Records from a data source
========================================================================

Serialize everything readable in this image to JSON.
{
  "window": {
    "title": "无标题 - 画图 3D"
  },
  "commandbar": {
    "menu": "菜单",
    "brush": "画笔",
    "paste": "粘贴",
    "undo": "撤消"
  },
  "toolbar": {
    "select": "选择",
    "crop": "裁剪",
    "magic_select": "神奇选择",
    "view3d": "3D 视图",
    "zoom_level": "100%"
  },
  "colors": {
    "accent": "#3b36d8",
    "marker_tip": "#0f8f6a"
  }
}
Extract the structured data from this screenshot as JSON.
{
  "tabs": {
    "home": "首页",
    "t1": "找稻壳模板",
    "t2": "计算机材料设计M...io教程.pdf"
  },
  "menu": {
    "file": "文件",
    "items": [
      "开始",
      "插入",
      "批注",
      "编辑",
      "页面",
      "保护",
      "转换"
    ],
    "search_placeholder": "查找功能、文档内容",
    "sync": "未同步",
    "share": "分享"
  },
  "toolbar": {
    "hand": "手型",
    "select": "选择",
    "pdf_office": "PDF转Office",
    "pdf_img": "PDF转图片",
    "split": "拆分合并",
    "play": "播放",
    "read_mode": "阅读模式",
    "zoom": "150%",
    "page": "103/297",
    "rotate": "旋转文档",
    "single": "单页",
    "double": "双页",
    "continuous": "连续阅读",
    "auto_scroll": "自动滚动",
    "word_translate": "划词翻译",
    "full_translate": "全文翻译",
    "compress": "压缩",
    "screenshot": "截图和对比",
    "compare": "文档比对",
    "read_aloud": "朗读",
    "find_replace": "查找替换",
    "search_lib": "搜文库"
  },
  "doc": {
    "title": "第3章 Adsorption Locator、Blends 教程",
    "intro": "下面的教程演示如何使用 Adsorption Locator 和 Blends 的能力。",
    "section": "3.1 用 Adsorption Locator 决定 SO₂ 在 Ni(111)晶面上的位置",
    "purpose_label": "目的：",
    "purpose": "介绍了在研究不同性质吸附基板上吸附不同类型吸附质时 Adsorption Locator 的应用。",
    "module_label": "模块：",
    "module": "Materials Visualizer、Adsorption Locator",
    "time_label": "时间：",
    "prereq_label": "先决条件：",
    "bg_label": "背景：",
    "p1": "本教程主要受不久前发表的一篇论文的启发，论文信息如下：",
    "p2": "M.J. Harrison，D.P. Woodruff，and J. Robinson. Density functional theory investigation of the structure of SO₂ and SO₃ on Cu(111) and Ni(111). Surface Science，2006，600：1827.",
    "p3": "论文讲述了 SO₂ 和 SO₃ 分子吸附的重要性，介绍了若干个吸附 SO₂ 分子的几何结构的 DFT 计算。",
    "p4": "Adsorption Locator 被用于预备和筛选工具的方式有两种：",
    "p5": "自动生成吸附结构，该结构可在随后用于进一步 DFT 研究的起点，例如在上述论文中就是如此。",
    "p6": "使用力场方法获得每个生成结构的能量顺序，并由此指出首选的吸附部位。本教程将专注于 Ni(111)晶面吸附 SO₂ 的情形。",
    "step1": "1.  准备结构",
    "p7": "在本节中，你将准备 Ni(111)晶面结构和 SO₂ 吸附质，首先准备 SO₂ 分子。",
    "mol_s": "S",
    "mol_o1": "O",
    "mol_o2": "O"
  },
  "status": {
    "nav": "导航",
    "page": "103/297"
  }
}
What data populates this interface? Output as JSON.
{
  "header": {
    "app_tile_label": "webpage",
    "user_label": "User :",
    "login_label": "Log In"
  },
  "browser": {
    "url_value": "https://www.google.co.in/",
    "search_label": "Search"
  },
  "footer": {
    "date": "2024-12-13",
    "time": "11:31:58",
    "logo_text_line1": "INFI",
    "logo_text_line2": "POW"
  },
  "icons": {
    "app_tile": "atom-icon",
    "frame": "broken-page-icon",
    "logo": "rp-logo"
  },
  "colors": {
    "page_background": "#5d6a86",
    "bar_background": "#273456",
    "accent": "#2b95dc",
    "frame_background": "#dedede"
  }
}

========================================================================

Copy the records above exactly.

Answer to the problem:
Serialize everything readable in this image to JSON.
{
  "window": {
    "title": "无标题 - 画图 3D"
  },
  "commandbar": {
    "menu": "菜单",
    "brush": "画笔",
    "paste": "粘贴",
    "undo": "撤消"
  },
  "toolbar": {
    "select": "选择",
    "crop": "裁剪",
    "magic_select": "神奇选择",
    "view3d": "3D 视图",
    "zoom_level": "100%"
  },
  "colors": {
    "accent": "#3b36d8",
    "marker_tip": "#0f8f6a"
  }
}
Extract the structured data from this screenshot as JSON.
{
  "tabs": {
    "home": "首页",
    "t1": "找稻壳模板",
    "t2": "计算机材料设计M...io教程.pdf"
  },
  "menu": {
    "file": "文件",
    "items": [
      "开始",
      "插入",
      "批注",
      "编辑",
      "页面",
      "保护",
      "转换"
    ],
    "search_placeholder": "查找功能、文档内容",
    "sync": "未同步",
    "share": "分享"
  },
  "toolbar": {
    "hand": "手型",
    "select": "选择",
    "pdf_office": "PDF转Office",
    "pdf_img": "PDF转图片",
    "split": "拆分合并",
    "play": "播放",
    "read_mode": "阅读模式",
    "zoom": "150%",
    "page": "103/297",
    "rotate": "旋转文档",
    "single": "单页",
    "double": "双页",
    "continuous": "连续阅读",
    "auto_scroll": "自动滚动",
    "word_translate": "划词翻译",
    "full_translate": "全文翻译",
    "compress": "压缩",
    "screenshot": "截图和对比",
    "compare": "文档比对",
    "read_aloud": "朗读",
    "find_replace": "查找替换",
    "search_lib": "搜文库"
  },
  "doc": {
    "title": "第3章 Adsorption Locator、Blends 教程",
    "intro": "下面的教程演示如何使用 Adsorption Locator 和 Blends 的能力。",
    "section": "3.1 用 Adsorption Locator 决定 SO₂ 在 Ni(111)晶面上的位置",
    "purpose_label": "目的：",
    "purpose": "介绍了在研究不同性质吸附基板上吸附不同类型吸附质时 Adsorption Locator 的应用。",
    "module_label": "模块：",
    "module": "Materials Visualizer、Adsorption Locator",
    "time_label": "时间：",
    "prereq_label": "先决条件：",
    "bg_label": "背景：",
    "p1": "本教程主要受不久前发表的一篇论文的启发，论文信息如下：",
    "p2": "M.J. Harrison，D.P. Woodruff，and J. Robinson. Density functional theory investigation of the structure of SO₂ and SO₃ on Cu(111) and Ni(111). Surface Science，2006，600：1827.",
    "p3": "论文讲述了 SO₂ 和 SO₃ 分子吸附的重要性，介绍了若干个吸附 SO₂ 分子的几何结构的 DFT 计算。",
    "p4": "Adsorption Locator 被用于预备和筛选工具的方式有两种：",
    "p5": "自动生成吸附结构，该结构可在随后用于进一步 DFT 研究的起点，例如在上述论文中就是如此。",
    "p6": "使用力场方法获得每个生成结构的能量顺序，并由此指出首选的吸附部位。本教程将专注于 Ni(111)晶面吸附 SO₂ 的情形。",
    "step1": "1.  准备结构",
    "p7": "在本节中，你将准备 Ni(111)晶面结构和 SO₂ 吸附质，首先准备 SO₂ 分子。",
    "mol_s": "S",
    "mol_o1": "O",
    "mol_o2": "O"
  },
  "status": {
    "nav": "导航",
    "page": "103/297"
  }
}
What data populates this interface? Output as JSON.
{
  "header": {
    "app_tile_label": "webpage",
    "user_label": "User :",
    "login_label": "Log In"
  },
  "browser": {
    "url_value": "https://www.google.co.in/",
    "search_label": "Search"
  },
  "footer": {
    "date": "2024-12-13",
    "time": "11:31:58",
    "logo_text_line1": "INFI",
    "logo_text_line2": "POW"
  },
  "icons": {
    "app_tile": "atom-icon",
    "frame": "broken-page-icon",
    "logo": "rp-logo"
  },
  "colors": {
    "page_background": "#5d6a86",
    "bar_background": "#273456",
    "accent": "#2b95dc",
    "frame_background": "#dedede"
  }
}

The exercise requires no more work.